▶ THE TASK: In the material below, list every line carrying the string "image".

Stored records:

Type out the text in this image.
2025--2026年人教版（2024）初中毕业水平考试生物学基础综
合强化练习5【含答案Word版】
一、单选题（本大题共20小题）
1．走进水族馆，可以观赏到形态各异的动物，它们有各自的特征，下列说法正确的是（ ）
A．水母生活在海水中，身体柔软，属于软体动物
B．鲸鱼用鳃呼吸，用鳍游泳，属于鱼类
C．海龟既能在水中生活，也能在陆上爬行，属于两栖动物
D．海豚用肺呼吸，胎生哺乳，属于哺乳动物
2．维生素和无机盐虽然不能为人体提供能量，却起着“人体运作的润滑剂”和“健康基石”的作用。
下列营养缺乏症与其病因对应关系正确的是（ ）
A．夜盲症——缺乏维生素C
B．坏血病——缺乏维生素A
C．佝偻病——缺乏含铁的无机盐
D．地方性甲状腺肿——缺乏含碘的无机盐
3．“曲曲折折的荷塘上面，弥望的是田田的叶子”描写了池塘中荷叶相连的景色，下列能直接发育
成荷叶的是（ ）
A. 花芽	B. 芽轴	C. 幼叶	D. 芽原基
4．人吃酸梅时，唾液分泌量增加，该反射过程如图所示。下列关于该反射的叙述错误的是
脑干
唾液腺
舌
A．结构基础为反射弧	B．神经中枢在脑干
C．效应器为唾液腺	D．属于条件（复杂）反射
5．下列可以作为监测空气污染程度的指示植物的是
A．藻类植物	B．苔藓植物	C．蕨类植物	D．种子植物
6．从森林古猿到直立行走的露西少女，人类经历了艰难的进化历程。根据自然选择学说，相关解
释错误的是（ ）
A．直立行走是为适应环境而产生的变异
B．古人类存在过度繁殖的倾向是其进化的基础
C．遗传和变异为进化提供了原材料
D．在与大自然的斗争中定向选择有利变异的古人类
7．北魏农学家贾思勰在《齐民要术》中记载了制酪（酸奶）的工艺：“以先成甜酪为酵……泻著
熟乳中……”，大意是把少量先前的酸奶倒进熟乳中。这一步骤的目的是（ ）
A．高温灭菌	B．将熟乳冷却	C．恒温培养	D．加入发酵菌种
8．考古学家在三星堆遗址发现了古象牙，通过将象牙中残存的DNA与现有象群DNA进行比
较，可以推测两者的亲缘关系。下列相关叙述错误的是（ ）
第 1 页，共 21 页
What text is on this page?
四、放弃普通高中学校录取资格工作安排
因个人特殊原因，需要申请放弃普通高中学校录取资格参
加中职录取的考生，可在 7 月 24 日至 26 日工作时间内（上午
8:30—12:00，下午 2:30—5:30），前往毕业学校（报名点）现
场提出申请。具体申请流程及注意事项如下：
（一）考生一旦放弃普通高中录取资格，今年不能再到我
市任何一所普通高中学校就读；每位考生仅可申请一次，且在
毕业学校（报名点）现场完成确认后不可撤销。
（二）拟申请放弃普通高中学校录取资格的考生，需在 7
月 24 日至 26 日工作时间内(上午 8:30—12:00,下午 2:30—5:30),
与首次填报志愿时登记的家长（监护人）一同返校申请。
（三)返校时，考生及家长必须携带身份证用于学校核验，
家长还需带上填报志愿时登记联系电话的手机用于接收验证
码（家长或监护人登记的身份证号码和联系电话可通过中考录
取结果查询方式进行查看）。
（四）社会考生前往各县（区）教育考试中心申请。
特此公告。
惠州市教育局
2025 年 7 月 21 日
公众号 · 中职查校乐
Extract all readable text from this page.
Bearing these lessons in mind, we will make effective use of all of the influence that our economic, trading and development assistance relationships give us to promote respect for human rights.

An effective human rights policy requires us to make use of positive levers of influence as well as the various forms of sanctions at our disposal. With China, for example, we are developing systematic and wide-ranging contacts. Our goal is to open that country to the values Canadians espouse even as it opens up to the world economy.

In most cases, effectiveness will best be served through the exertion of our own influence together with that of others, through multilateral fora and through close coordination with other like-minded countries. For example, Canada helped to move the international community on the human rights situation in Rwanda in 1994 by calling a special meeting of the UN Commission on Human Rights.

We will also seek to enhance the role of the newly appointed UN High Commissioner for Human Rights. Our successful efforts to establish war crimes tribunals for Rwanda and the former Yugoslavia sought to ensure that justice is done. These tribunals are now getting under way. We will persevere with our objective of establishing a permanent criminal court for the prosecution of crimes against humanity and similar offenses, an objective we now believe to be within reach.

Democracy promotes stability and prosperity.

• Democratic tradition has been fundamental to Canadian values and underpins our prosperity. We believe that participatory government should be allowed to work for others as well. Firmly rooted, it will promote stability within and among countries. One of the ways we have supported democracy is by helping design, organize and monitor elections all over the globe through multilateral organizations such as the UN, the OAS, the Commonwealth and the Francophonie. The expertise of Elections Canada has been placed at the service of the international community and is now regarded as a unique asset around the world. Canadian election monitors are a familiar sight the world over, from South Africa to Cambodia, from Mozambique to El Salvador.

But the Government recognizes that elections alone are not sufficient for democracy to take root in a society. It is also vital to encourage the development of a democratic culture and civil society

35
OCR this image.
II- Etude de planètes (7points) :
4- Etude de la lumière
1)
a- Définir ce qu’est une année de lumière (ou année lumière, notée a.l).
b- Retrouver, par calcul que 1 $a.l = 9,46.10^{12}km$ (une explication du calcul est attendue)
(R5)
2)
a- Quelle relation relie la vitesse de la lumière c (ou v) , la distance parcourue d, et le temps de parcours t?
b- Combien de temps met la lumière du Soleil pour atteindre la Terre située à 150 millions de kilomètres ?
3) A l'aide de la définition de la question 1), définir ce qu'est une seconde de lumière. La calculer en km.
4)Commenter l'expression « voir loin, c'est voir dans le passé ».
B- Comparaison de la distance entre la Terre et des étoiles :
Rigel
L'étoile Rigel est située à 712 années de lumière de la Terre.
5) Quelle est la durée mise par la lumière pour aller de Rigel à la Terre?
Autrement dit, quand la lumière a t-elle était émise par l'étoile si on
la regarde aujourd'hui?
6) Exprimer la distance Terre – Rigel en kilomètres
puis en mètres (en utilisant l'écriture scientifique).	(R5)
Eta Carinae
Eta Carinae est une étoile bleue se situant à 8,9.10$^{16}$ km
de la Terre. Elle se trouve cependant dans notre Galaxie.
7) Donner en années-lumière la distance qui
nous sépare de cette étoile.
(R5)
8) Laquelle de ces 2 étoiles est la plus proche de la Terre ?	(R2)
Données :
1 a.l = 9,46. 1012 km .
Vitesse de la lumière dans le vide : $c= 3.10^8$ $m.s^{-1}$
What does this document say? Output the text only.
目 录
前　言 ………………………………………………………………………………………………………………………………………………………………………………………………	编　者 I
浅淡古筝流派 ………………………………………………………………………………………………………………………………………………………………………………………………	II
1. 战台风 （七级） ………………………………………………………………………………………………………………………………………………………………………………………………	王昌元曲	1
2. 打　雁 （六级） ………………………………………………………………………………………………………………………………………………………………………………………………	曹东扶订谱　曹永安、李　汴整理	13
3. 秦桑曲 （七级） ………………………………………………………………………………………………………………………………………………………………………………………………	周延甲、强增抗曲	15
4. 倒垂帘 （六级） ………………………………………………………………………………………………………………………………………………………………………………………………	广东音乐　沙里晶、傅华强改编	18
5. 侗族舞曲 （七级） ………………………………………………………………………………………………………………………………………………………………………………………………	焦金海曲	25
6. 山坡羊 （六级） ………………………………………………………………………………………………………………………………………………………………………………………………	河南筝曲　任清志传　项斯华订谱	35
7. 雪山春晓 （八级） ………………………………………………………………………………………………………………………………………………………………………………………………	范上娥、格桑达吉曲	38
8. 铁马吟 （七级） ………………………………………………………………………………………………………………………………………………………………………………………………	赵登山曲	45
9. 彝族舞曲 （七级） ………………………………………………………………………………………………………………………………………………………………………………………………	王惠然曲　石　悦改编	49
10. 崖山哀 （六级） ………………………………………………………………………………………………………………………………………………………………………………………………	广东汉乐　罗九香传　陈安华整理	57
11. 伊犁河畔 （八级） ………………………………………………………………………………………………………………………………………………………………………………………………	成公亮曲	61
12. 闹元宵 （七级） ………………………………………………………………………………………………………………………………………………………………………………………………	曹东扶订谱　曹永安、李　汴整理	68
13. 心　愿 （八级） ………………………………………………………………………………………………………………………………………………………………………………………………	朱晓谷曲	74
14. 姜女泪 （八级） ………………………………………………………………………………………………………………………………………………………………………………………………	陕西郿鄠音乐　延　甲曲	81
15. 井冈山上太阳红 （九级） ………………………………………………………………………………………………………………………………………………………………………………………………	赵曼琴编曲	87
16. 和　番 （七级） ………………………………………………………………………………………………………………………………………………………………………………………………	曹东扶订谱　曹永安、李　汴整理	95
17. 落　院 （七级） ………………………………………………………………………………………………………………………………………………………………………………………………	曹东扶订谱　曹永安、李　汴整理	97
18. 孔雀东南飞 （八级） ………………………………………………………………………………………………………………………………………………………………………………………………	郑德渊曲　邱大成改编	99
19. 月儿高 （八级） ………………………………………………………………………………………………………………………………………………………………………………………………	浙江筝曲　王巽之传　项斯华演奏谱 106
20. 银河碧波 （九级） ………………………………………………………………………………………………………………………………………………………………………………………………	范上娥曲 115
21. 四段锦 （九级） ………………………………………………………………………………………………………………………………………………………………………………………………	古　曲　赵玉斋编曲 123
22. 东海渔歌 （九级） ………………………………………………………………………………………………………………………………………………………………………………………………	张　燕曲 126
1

▶ WRITTEN ANSWER:
Type out the text in this image.
OCR this image.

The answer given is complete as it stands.